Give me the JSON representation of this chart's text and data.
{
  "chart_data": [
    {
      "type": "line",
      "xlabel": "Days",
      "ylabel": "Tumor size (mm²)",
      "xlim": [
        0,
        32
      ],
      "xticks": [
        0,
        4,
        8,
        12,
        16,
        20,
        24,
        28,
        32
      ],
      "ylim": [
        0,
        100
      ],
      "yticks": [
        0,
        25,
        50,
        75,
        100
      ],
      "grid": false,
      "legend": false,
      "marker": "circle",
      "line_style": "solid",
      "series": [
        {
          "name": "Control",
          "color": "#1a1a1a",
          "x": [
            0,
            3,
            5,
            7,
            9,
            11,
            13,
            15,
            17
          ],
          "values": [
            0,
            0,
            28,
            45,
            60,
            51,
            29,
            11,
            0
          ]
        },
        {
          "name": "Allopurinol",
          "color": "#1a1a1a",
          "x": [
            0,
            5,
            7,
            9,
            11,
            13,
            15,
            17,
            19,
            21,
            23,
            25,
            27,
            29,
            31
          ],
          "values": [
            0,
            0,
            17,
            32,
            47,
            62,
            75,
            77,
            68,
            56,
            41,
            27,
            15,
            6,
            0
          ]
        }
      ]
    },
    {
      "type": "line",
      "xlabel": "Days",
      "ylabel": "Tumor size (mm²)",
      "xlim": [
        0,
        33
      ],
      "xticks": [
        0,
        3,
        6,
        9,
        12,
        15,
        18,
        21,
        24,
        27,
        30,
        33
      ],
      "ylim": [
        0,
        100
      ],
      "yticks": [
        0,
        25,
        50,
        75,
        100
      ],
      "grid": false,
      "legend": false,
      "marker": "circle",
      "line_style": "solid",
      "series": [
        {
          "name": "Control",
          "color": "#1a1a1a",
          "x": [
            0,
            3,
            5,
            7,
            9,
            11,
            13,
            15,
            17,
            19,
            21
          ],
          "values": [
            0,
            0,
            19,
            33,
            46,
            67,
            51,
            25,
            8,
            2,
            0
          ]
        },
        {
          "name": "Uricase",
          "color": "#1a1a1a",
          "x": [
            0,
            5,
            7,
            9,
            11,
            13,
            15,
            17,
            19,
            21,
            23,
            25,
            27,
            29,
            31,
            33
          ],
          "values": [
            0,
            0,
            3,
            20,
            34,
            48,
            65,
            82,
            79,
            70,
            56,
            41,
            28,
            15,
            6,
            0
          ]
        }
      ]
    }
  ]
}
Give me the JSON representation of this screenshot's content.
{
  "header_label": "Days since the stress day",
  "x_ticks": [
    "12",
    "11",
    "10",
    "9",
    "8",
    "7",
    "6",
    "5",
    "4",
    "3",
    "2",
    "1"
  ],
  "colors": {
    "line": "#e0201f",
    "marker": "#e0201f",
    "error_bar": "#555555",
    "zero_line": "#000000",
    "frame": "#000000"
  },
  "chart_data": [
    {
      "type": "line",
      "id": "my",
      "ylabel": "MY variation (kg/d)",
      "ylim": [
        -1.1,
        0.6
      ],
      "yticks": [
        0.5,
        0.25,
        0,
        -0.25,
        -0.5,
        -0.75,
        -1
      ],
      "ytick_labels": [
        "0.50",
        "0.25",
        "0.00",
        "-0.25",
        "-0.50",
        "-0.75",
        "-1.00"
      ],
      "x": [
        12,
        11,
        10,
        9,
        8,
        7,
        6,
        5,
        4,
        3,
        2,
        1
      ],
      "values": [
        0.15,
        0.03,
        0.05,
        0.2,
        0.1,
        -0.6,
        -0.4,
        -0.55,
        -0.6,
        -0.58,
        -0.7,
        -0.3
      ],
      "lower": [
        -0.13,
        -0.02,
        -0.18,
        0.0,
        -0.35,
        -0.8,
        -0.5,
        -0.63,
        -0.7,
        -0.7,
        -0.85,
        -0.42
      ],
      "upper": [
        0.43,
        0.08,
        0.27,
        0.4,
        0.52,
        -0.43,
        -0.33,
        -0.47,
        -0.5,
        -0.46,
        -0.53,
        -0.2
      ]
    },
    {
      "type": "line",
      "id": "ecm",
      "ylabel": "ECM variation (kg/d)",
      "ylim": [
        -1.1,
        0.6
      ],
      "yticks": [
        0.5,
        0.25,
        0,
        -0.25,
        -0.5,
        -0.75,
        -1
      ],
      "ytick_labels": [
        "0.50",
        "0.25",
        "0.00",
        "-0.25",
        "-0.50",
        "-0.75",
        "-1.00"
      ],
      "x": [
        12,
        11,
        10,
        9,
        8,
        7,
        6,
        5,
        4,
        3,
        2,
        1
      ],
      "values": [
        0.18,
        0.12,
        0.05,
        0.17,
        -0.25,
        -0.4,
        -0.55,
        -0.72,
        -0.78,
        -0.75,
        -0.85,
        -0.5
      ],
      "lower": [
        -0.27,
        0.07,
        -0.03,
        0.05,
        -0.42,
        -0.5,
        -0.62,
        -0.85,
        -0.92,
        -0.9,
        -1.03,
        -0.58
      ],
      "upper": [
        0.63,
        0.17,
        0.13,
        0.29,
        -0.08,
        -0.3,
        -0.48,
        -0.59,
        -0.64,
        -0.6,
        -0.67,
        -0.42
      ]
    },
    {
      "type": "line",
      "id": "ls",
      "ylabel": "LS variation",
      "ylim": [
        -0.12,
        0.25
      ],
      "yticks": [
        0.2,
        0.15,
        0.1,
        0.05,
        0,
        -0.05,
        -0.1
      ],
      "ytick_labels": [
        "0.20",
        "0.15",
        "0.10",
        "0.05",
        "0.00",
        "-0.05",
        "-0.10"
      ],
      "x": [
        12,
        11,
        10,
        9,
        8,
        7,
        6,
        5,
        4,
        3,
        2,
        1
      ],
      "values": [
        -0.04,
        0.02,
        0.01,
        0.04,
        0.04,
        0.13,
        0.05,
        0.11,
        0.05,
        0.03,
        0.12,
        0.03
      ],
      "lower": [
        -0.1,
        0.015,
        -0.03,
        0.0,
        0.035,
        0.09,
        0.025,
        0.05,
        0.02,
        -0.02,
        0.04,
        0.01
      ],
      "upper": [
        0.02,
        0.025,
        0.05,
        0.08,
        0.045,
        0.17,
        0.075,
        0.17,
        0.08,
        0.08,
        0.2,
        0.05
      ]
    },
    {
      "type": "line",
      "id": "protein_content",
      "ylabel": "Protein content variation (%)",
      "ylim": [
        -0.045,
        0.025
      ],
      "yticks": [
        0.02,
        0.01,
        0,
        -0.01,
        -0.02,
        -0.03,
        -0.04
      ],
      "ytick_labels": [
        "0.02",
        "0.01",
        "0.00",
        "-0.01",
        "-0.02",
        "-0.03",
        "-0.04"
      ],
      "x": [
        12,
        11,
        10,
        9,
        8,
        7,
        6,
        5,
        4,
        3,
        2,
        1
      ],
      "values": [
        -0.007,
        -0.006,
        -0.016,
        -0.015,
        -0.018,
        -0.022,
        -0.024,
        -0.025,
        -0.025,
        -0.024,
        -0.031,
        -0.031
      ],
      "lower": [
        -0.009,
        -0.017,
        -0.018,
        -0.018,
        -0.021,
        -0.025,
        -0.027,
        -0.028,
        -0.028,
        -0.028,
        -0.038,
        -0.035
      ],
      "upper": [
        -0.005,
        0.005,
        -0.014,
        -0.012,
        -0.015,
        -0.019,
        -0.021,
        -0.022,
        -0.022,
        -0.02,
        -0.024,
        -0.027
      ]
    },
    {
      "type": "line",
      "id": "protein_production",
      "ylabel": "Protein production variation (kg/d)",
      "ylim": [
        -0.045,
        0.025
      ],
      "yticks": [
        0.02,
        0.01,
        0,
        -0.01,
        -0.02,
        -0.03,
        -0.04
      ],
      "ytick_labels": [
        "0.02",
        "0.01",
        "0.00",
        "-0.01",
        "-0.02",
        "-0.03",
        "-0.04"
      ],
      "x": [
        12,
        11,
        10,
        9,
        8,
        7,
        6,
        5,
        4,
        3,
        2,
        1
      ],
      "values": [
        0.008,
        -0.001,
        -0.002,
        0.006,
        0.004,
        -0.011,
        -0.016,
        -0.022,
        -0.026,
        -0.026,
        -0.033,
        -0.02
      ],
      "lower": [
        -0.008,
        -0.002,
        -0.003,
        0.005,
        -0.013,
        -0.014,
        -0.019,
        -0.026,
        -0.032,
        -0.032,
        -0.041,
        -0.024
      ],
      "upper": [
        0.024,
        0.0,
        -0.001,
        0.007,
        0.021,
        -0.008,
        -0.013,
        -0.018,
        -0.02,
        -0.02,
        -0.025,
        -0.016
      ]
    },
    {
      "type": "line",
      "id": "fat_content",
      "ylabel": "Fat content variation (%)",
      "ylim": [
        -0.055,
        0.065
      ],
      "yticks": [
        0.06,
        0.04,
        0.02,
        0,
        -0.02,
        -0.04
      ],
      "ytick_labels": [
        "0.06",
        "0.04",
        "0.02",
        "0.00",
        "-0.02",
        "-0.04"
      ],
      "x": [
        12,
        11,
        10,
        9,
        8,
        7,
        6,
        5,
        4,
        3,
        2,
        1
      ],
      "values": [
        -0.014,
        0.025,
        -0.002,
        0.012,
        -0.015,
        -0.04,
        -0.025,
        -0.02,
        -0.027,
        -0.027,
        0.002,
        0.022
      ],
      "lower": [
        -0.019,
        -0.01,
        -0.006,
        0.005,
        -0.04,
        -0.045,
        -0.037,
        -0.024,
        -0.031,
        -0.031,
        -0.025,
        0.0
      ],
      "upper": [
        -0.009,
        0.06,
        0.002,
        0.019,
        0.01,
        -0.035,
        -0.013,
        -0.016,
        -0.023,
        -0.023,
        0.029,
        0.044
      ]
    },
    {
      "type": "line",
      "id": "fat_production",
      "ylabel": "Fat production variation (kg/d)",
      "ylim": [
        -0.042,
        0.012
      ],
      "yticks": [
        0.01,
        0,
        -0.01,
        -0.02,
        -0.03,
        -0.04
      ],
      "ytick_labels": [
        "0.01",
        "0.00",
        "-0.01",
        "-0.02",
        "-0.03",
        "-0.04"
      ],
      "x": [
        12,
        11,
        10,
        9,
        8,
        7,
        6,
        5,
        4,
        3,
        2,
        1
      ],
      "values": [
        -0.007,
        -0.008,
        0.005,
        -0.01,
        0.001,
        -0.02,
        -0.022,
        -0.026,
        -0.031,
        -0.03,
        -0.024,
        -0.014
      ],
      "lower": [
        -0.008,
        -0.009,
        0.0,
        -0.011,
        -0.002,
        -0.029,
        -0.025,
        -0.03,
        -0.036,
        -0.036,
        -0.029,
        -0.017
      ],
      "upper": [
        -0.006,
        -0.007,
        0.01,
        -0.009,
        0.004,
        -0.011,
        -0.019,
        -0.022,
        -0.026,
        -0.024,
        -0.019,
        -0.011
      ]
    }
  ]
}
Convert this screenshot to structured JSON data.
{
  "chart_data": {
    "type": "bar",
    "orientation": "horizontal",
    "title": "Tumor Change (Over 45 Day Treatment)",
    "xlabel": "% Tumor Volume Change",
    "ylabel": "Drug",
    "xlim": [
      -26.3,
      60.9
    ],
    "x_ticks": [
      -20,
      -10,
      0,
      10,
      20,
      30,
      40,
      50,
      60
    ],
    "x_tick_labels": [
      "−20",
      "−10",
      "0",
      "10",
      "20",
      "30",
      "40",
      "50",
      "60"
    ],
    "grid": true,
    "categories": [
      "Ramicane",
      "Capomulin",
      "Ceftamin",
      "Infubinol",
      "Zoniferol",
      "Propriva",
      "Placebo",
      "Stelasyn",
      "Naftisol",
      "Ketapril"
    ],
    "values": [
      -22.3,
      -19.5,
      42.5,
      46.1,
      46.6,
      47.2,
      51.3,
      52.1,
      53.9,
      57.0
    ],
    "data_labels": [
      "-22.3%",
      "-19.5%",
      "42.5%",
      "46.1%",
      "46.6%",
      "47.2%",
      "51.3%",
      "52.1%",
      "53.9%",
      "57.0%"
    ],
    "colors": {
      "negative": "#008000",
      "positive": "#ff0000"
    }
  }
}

-- Exercise directions --
Please show all lines from the entries that contain the word "JSON".

-- Task result --
Give me the JSON representation of this chart's text and data.
Give me the JSON representation of this screenshot's content.
Convert this screenshot to structured JSON data.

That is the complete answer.